The problem ▸
Return every record verbatim.

Extracted records ▸
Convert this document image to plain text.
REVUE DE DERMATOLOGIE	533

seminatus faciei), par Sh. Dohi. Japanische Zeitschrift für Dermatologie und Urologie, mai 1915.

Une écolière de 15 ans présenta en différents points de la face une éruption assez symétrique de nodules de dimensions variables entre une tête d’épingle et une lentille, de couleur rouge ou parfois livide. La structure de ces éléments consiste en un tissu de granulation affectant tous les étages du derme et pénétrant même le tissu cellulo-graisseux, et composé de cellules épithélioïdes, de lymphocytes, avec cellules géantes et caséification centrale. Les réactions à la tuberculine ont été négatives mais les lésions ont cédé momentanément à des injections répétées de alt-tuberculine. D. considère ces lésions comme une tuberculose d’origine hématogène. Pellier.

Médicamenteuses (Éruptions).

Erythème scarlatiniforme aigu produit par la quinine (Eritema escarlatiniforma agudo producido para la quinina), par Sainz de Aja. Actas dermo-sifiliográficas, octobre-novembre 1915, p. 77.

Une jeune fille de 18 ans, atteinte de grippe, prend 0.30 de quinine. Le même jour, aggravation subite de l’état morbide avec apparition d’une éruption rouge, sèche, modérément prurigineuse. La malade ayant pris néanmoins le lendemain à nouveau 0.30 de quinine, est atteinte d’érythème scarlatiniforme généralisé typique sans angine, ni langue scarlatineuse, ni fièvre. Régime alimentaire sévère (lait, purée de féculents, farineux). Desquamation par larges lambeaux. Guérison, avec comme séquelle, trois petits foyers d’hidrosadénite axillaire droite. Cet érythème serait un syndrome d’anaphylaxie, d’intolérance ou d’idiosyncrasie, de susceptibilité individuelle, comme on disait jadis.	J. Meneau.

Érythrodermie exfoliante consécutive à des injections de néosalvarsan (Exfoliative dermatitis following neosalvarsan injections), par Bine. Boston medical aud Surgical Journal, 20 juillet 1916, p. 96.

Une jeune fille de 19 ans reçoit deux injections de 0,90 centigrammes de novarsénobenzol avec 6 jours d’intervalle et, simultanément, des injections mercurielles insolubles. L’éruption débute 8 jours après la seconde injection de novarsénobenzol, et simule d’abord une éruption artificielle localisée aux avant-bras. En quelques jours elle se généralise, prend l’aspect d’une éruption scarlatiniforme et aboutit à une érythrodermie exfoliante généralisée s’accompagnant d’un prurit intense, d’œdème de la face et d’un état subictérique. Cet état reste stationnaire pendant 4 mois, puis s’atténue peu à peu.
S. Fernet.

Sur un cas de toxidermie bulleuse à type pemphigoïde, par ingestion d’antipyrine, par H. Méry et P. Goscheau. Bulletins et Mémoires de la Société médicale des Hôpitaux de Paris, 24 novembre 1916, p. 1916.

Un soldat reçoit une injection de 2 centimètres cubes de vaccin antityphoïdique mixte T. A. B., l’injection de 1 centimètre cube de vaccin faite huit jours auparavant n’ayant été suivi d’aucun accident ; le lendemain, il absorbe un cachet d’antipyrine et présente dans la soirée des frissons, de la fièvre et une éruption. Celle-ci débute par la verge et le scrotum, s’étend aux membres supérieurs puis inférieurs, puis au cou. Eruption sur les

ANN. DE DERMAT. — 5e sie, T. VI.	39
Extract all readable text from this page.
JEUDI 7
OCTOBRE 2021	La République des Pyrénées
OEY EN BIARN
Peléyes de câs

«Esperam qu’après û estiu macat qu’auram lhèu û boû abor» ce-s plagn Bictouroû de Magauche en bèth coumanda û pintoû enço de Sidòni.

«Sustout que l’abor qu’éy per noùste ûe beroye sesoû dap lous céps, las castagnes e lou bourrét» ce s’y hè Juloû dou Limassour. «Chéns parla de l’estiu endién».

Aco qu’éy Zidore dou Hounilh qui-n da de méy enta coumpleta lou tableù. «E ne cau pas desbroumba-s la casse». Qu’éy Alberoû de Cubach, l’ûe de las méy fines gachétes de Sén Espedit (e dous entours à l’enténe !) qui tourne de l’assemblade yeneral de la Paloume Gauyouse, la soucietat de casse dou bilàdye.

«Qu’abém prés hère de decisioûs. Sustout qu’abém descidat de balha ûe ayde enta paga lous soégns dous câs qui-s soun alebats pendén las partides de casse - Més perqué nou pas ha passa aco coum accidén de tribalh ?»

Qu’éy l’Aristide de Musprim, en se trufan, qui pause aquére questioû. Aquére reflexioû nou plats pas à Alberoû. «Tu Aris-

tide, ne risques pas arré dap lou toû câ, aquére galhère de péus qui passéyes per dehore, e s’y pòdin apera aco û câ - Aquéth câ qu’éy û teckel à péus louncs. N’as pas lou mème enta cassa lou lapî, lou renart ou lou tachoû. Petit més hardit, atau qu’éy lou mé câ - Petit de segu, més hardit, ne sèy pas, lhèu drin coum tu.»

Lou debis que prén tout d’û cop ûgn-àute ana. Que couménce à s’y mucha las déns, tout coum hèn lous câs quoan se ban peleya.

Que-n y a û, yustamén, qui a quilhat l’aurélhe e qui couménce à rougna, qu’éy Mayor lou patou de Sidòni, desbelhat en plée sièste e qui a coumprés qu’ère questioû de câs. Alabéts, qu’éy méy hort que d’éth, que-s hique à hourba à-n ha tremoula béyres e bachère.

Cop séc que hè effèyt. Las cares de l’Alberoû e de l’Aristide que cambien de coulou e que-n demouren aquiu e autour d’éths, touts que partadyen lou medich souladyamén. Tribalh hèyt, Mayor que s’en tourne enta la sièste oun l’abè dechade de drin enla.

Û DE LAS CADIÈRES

Complete response ▸
Convert this document image to plain text.
REVUE DE DERMATOLOGIE	533

seminatus faciei), par Sh. Dohi. Japanische Zeitschrift für Dermatologie und Urologie, mai 1915.

Une écolière de 15 ans présenta en différents points de la face une éruption assez symétrique de nodules de dimensions variables entre une tête d’épingle et une lentille, de couleur rouge ou parfois livide. La structure de ces éléments consiste en un tissu de granulation affectant tous les étages du derme et pénétrant même le tissu cellulo-graisseux, et composé de cellules épithélioïdes, de lymphocytes, avec cellules géantes et caséification centrale. Les réactions à la tuberculine ont été négatives mais les lésions ont cédé momentanément à des injections répétées de alt-tuberculine. D. considère ces lésions comme une tuberculose d’origine hématogène. Pellier.

Médicamenteuses (Éruptions).

Erythème scarlatiniforme aigu produit par la quinine (Eritema escarlatiniforma agudo producido para la quinina), par Sainz de Aja. Actas dermo-sifiliográficas, octobre-novembre 1915, p. 77.

Une jeune fille de 18 ans, atteinte de grippe, prend 0.30 de quinine. Le même jour, aggravation subite de l’état morbide avec apparition d’une éruption rouge, sèche, modérément prurigineuse. La malade ayant pris néanmoins le lendemain à nouveau 0.30 de quinine, est atteinte d’érythème scarlatiniforme généralisé typique sans angine, ni langue scarlatineuse, ni fièvre. Régime alimentaire sévère (lait, purée de féculents, farineux). Desquamation par larges lambeaux. Guérison, avec comme séquelle, trois petits foyers d’hidrosadénite axillaire droite. Cet érythème serait un syndrome d’anaphylaxie, d’intolérance ou d’idiosyncrasie, de susceptibilité individuelle, comme on disait jadis.	J. Meneau.

Érythrodermie exfoliante consécutive à des injections de néosalvarsan (Exfoliative dermatitis following neosalvarsan injections), par Bine. Boston medical aud Surgical Journal, 20 juillet 1916, p. 96.

Une jeune fille de 19 ans reçoit deux injections de 0,90 centigrammes de novarsénobenzol avec 6 jours d’intervalle et, simultanément, des injections mercurielles insolubles. L’éruption débute 8 jours après la seconde injection de novarsénobenzol, et simule d’abord une éruption artificielle localisée aux avant-bras. En quelques jours elle se généralise, prend l’aspect d’une éruption scarlatiniforme et aboutit à une érythrodermie exfoliante généralisée s’accompagnant d’un prurit intense, d’œdème de la face et d’un état subictérique. Cet état reste stationnaire pendant 4 mois, puis s’atténue peu à peu.
S. Fernet.

Sur un cas de toxidermie bulleuse à type pemphigoïde, par ingestion d’antipyrine, par H. Méry et P. Goscheau. Bulletins et Mémoires de la Société médicale des Hôpitaux de Paris, 24 novembre 1916, p. 1916.

Un soldat reçoit une injection de 2 centimètres cubes de vaccin antityphoïdique mixte T. A. B., l’injection de 1 centimètre cube de vaccin faite huit jours auparavant n’ayant été suivi d’aucun accident ; le lendemain, il absorbe un cachet d’antipyrine et présente dans la soirée des frissons, de la fièvre et une éruption. Celle-ci débute par la verge et le scrotum, s’étend aux membres supérieurs puis inférieurs, puis au cou. Eruption sur les

ANN. DE DERMAT. — 5e sie, T. VI.	39
Extract all readable text from this page.
JEUDI 7
OCTOBRE 2021	La République des Pyrénées
OEY EN BIARN
Peléyes de câs

«Esperam qu’après û estiu macat qu’auram lhèu û boû abor» ce-s plagn Bictouroû de Magauche en bèth coumanda û pintoû enço de Sidòni.

«Sustout que l’abor qu’éy per noùste ûe beroye sesoû dap lous céps, las castagnes e lou bourrét» ce s’y hè Juloû dou Limassour. «Chéns parla de l’estiu endién».

Aco qu’éy Zidore dou Hounilh qui-n da de méy enta coumpleta lou tableù. «E ne cau pas desbroumba-s la casse». Qu’éy Alberoû de Cubach, l’ûe de las méy fines gachétes de Sén Espedit (e dous entours à l’enténe !) qui tourne de l’assemblade yeneral de la Paloume Gauyouse, la soucietat de casse dou bilàdye.

«Qu’abém prés hère de decisioûs. Sustout qu’abém descidat de balha ûe ayde enta paga lous soégns dous câs qui-s soun alebats pendén las partides de casse - Més perqué nou pas ha passa aco coum accidén de tribalh ?»

Qu’éy l’Aristide de Musprim, en se trufan, qui pause aquére questioû. Aquére reflexioû nou plats pas à Alberoû. «Tu Aris-

tide, ne risques pas arré dap lou toû câ, aquére galhère de péus qui passéyes per dehore, e s’y pòdin apera aco û câ - Aquéth câ qu’éy û teckel à péus louncs. N’as pas lou mème enta cassa lou lapî, lou renart ou lou tachoû. Petit més hardit, atau qu’éy lou mé câ - Petit de segu, més hardit, ne sèy pas, lhèu drin coum tu.»

Lou debis que prén tout d’û cop ûgn-àute ana. Que couménce à s’y mucha las déns, tout coum hèn lous câs quoan se ban peleya.

Que-n y a û, yustamén, qui a quilhat l’aurélhe e qui couménce à rougna, qu’éy Mayor lou patou de Sidòni, desbelhat en plée sièste e qui a coumprés qu’ère questioû de câs. Alabéts, qu’éy méy hort que d’éth, que-s hique à hourba à-n ha tremoula béyres e bachère.

Cop séc que hè effèyt. Las cares de l’Alberoû e de l’Aristide que cambien de coulou e que-n demouren aquiu e autour d’éths, touts que partadyen lou medich souladyamén. Tribalh hèyt, Mayor que s’en tourne enta la sièste oun l’abè dechade de drin enla.

Û DE LAS CADIÈRES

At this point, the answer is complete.